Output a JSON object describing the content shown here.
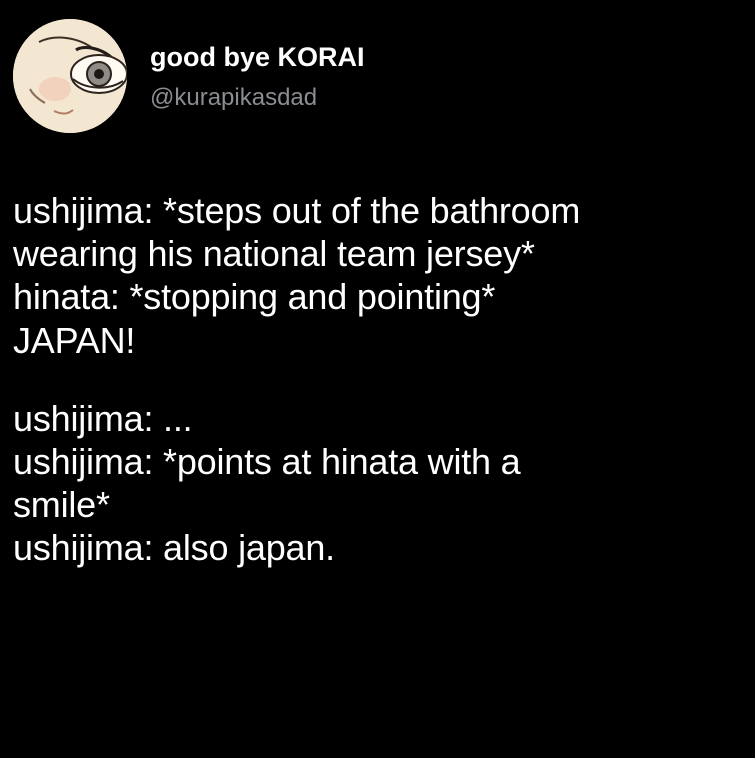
{
  "tweet": {
    "display_name": "good bye KORAI",
    "handle": "@kurapikasdad",
    "avatar_icon": "avatar-face-icon",
    "paragraphs": [
      [
        "ushijima: *steps out of the bathroom",
        "wearing his national team jersey*",
        "hinata: *stopping and pointing*",
        "JAPAN!"
      ],
      [
        "ushijima: ...",
        "ushijima: *points at hinata with a",
        "smile*",
        "ushijima: also japan."
      ]
    ]
  },
  "colors": {
    "background": "#000000",
    "text": "#ffffff",
    "handle": "#8a8d91"
  }
}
======
EXERCISE TASK: Note how many lines of the material contain the string "handle". Then report that number by itself.

WRITTEN ANSWER: 2